Material for this task
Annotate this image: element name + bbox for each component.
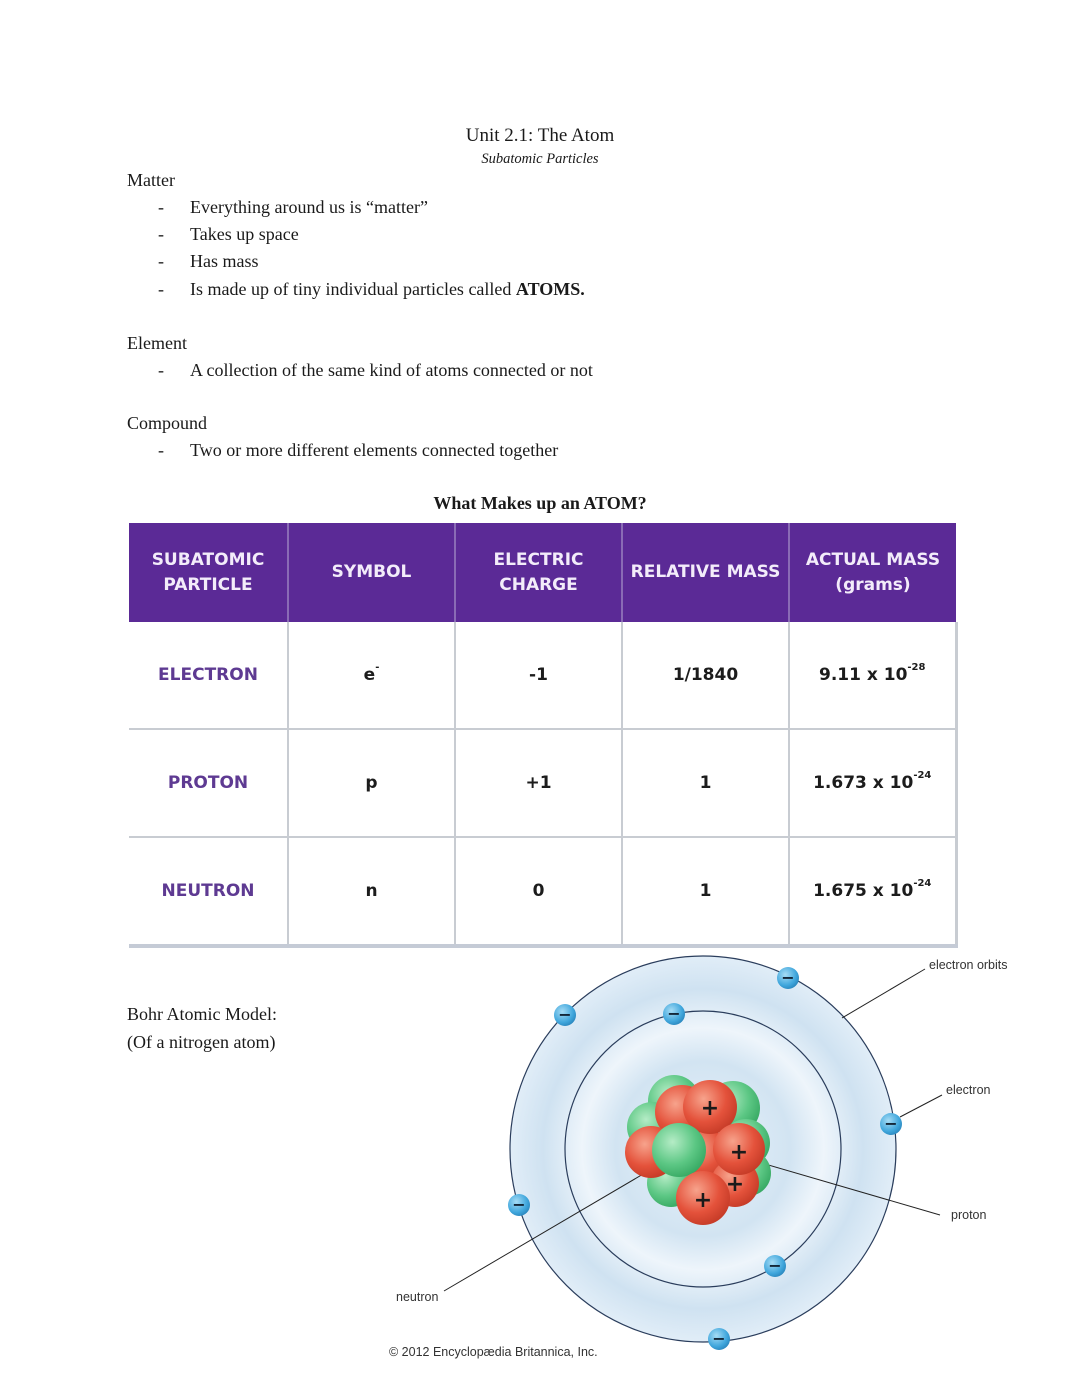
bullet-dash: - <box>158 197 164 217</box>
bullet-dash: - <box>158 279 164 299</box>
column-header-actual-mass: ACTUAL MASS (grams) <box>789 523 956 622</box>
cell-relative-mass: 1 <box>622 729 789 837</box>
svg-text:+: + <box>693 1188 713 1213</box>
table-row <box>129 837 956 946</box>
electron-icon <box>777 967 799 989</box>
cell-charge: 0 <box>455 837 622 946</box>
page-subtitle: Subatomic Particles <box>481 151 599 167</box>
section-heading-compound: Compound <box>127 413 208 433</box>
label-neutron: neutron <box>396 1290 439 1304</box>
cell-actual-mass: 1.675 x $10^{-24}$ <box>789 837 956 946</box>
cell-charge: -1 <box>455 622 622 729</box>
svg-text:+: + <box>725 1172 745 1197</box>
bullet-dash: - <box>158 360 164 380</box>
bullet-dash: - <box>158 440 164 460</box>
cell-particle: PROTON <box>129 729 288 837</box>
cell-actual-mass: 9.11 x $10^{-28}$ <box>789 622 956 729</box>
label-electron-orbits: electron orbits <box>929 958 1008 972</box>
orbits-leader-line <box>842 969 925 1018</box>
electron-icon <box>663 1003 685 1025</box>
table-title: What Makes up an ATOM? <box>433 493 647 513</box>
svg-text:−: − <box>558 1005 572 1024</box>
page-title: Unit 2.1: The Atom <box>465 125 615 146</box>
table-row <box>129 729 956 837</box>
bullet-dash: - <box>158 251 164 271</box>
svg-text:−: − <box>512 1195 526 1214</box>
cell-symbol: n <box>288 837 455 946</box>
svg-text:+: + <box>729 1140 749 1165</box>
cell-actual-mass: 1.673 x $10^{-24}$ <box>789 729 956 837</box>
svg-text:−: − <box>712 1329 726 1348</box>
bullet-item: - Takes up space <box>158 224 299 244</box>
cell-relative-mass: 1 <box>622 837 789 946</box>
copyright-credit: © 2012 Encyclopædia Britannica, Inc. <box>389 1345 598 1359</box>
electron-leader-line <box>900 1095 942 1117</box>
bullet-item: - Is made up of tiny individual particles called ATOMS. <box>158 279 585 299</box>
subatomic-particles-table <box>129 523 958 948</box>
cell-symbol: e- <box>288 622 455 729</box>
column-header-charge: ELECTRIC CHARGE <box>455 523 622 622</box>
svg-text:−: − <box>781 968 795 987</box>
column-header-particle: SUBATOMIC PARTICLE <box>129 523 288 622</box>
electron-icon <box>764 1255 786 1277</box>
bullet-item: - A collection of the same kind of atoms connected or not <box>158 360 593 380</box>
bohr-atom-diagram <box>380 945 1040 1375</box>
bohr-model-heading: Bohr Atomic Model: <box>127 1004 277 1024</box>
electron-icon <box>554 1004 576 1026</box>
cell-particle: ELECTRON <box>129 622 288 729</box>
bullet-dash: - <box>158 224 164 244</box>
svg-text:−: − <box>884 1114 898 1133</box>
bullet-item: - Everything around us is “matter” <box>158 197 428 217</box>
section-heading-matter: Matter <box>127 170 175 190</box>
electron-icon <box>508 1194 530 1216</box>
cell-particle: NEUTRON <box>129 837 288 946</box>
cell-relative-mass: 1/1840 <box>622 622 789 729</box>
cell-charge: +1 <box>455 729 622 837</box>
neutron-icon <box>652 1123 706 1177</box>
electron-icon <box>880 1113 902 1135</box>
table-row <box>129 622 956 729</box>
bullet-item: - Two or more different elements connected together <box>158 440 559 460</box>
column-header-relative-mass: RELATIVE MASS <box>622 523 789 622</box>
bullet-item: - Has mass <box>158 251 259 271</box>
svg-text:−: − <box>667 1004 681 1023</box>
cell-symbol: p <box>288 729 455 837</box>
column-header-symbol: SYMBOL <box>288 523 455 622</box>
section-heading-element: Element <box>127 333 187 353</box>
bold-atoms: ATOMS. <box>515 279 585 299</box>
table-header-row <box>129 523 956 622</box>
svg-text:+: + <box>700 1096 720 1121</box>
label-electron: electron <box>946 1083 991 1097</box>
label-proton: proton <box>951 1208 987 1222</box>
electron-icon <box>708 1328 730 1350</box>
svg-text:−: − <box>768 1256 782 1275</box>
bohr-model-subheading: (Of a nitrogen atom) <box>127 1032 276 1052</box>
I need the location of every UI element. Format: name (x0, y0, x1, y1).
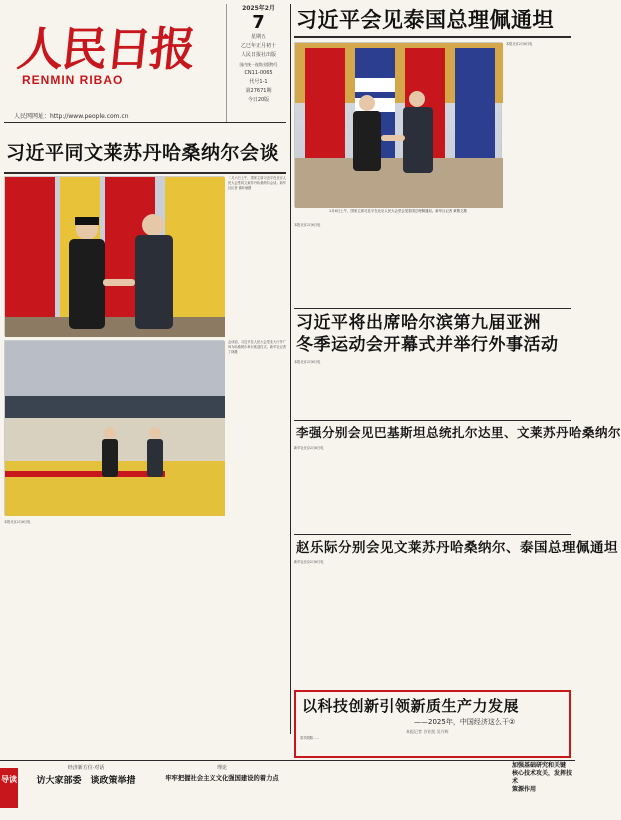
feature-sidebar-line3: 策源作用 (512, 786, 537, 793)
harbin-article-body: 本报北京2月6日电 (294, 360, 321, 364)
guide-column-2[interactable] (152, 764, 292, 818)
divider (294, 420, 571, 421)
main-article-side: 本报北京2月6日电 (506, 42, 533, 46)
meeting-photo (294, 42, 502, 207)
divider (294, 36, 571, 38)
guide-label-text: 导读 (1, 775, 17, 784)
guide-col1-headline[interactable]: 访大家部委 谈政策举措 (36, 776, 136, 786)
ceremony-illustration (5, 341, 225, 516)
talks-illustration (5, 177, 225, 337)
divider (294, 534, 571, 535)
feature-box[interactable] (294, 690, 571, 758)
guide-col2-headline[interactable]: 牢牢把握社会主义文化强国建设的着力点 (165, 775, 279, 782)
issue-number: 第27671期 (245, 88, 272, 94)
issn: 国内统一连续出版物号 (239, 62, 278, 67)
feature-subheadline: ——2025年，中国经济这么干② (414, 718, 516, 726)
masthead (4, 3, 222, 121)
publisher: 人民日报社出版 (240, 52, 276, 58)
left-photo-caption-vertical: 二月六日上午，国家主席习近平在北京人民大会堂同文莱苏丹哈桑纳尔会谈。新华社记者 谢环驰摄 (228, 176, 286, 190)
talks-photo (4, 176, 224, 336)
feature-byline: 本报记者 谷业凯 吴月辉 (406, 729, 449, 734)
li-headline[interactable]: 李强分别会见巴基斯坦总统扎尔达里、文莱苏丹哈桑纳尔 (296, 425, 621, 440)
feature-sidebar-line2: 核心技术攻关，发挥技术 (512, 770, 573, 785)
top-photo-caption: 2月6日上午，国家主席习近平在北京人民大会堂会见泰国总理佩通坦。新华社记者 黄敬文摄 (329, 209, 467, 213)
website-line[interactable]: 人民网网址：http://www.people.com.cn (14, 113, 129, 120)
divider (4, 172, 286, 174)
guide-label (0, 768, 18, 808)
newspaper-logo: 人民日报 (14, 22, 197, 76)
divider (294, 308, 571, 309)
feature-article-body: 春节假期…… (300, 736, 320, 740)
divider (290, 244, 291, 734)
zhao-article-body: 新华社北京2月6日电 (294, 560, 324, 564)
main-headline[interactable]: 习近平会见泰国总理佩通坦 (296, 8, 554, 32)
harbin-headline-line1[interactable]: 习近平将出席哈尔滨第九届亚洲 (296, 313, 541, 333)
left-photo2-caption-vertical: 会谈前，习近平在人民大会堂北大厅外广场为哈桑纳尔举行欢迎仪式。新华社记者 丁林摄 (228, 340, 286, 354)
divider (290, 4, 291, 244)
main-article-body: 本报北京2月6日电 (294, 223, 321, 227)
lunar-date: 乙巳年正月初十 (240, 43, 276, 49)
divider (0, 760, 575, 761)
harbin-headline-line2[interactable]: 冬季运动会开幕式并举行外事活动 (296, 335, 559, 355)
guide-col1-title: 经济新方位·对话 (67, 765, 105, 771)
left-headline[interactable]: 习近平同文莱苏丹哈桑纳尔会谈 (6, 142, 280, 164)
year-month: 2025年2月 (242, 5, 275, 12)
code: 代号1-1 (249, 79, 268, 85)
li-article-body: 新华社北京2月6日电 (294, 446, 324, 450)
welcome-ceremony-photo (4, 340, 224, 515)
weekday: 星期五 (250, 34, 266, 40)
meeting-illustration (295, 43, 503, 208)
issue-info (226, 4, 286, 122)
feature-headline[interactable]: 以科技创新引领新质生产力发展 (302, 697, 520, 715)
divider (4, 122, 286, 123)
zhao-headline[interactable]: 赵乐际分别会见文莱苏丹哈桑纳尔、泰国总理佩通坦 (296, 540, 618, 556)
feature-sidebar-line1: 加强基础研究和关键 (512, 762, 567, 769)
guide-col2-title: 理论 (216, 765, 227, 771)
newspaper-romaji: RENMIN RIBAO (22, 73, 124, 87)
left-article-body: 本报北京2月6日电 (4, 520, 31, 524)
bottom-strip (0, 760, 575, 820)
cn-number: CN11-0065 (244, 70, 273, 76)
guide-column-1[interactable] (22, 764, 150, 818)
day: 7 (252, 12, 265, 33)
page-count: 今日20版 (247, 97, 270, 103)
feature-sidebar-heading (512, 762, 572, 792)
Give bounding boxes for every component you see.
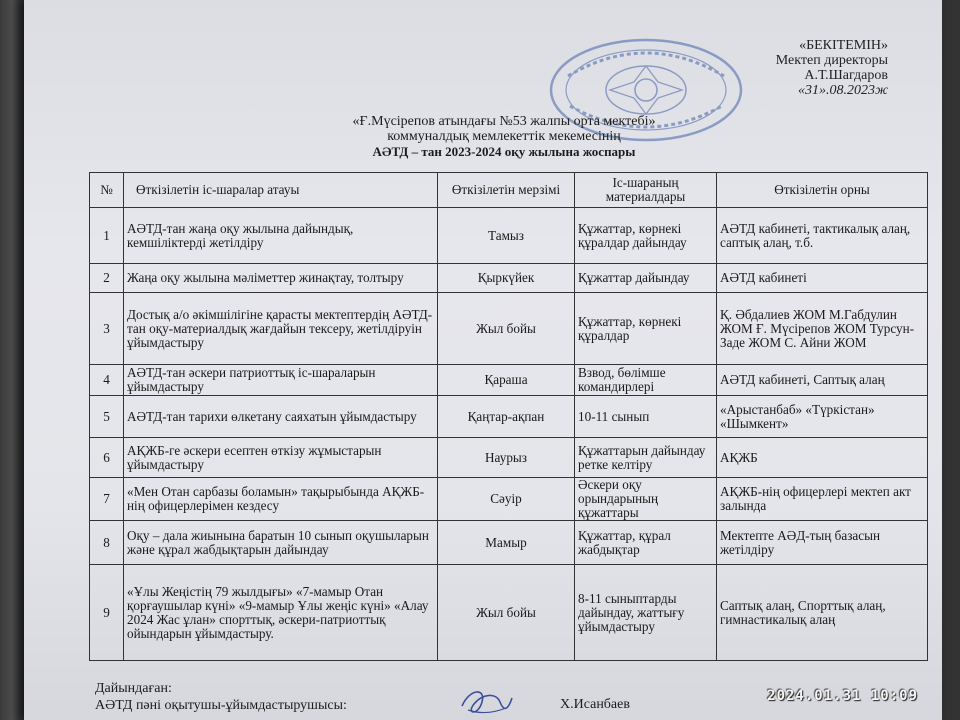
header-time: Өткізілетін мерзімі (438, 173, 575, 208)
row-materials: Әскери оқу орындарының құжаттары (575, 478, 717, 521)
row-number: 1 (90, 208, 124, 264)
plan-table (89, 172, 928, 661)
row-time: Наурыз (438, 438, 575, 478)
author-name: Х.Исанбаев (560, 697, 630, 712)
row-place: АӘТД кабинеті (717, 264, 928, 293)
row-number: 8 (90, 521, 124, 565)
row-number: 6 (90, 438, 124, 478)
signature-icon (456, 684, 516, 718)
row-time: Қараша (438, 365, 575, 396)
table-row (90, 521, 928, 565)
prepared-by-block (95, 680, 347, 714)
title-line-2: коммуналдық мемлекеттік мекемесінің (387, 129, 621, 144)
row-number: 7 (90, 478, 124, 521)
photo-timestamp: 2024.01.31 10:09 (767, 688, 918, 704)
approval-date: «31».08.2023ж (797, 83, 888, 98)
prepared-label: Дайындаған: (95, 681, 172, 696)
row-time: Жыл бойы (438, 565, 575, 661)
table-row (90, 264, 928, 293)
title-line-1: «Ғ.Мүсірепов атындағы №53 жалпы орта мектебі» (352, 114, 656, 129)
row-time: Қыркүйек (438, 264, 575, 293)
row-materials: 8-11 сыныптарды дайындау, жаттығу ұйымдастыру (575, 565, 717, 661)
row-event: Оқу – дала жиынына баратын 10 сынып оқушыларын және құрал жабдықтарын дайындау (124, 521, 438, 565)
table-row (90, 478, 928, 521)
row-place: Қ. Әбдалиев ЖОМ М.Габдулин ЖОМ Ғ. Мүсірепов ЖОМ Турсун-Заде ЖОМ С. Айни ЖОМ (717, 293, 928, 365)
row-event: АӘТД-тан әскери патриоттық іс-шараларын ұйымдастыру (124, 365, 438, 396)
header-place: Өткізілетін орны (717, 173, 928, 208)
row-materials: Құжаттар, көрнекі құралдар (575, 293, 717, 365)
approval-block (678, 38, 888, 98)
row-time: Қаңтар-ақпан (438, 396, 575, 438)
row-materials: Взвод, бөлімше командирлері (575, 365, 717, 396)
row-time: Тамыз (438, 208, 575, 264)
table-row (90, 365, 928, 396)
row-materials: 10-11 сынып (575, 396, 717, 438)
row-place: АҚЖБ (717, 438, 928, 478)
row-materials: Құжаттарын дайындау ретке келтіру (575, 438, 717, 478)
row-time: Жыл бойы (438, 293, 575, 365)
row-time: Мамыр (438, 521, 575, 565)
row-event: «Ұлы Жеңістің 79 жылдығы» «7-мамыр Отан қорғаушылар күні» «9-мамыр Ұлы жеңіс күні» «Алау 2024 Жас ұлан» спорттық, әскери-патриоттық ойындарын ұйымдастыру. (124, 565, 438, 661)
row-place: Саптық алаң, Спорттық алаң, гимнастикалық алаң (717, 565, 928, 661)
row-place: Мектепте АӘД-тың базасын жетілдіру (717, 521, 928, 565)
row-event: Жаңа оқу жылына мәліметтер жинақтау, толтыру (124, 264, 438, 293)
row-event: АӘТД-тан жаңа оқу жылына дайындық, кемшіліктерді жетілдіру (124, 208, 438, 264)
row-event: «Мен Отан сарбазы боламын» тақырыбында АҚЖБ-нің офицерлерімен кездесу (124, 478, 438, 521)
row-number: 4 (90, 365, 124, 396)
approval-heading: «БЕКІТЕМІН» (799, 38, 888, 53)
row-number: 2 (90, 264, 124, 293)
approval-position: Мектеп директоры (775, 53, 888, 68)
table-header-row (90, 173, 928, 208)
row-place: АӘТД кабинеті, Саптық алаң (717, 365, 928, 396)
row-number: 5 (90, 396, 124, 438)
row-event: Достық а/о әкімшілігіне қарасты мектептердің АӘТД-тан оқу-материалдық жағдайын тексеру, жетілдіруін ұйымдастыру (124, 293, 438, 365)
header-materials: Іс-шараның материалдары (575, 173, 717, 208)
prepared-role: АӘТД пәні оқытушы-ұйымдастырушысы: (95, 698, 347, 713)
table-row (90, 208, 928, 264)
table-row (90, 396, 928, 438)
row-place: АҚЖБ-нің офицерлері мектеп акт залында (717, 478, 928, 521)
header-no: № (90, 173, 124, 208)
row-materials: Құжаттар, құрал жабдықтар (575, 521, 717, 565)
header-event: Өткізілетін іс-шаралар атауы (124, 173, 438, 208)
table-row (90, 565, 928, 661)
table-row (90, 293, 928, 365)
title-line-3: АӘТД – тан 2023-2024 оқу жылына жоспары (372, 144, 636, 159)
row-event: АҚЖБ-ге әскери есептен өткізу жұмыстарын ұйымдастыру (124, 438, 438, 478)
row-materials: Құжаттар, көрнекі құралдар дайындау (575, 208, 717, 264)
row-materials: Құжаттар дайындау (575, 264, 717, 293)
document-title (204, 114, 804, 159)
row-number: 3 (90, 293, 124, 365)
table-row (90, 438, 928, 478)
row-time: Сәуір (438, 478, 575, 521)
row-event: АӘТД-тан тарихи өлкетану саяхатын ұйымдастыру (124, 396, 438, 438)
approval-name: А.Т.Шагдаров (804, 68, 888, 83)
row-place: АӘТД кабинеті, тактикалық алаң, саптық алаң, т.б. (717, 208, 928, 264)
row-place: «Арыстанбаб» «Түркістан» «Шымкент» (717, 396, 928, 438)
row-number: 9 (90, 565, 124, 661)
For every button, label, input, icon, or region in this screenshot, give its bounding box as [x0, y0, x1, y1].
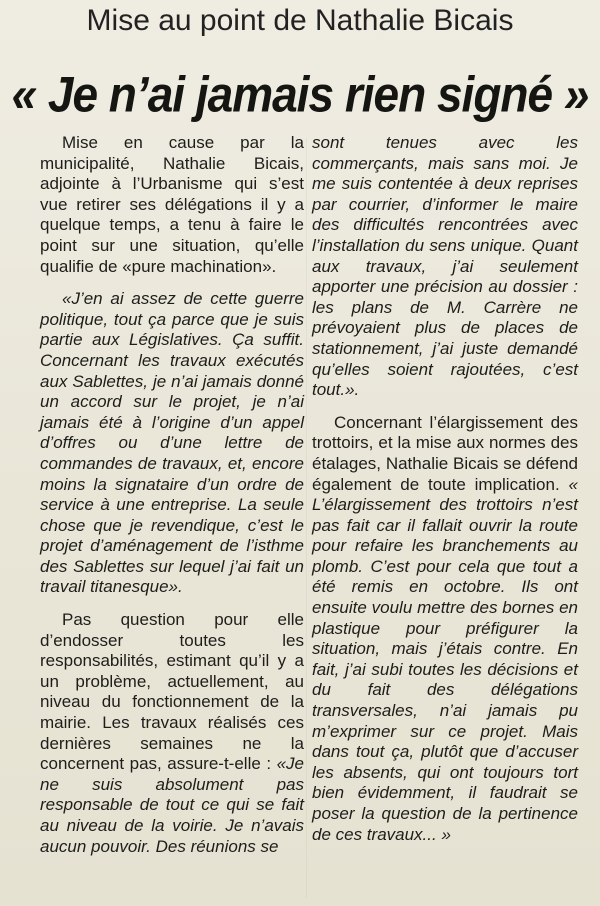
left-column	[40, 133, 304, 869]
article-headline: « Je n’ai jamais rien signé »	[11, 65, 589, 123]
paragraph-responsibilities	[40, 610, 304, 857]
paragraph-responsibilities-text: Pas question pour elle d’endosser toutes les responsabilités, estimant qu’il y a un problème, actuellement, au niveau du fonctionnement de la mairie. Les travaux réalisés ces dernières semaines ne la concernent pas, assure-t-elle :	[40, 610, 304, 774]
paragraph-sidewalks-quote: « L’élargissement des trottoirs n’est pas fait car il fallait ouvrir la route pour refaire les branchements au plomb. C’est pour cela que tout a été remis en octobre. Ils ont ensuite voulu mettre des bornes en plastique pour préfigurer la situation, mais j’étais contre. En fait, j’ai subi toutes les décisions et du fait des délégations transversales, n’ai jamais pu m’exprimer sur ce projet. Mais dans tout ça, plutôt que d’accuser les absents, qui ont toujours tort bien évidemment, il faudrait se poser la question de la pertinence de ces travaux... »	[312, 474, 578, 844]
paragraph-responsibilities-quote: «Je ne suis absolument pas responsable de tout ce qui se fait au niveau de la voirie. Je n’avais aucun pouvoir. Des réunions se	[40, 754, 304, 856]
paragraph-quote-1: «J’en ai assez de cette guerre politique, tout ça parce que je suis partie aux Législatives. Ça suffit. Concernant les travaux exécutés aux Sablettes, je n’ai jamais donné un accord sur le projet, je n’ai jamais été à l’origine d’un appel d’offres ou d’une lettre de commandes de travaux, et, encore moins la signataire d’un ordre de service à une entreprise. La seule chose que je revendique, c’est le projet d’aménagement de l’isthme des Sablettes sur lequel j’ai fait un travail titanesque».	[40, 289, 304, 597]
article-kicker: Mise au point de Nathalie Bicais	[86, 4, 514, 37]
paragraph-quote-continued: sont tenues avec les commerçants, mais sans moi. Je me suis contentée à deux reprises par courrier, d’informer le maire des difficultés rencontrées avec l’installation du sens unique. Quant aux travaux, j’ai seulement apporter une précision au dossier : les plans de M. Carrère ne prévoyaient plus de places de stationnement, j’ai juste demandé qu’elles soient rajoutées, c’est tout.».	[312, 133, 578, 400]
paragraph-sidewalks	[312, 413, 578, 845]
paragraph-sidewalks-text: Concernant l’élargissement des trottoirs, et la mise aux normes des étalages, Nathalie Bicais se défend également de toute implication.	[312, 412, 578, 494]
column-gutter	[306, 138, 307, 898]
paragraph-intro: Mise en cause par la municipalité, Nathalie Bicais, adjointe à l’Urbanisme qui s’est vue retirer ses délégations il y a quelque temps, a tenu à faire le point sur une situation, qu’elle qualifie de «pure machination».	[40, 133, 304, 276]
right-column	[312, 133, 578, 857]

Task objective
Show every line of the items above that contains the string "symbol", matching case exactly.

Output of the exercise
cell-symbol: n <box>288 837 455 946</box>
cell-symbol: e- <box>288 622 455 729</box>
cell-symbol: p <box>288 729 455 837</box>
column-header-symbol: SYMBOL <box>288 523 455 622</box>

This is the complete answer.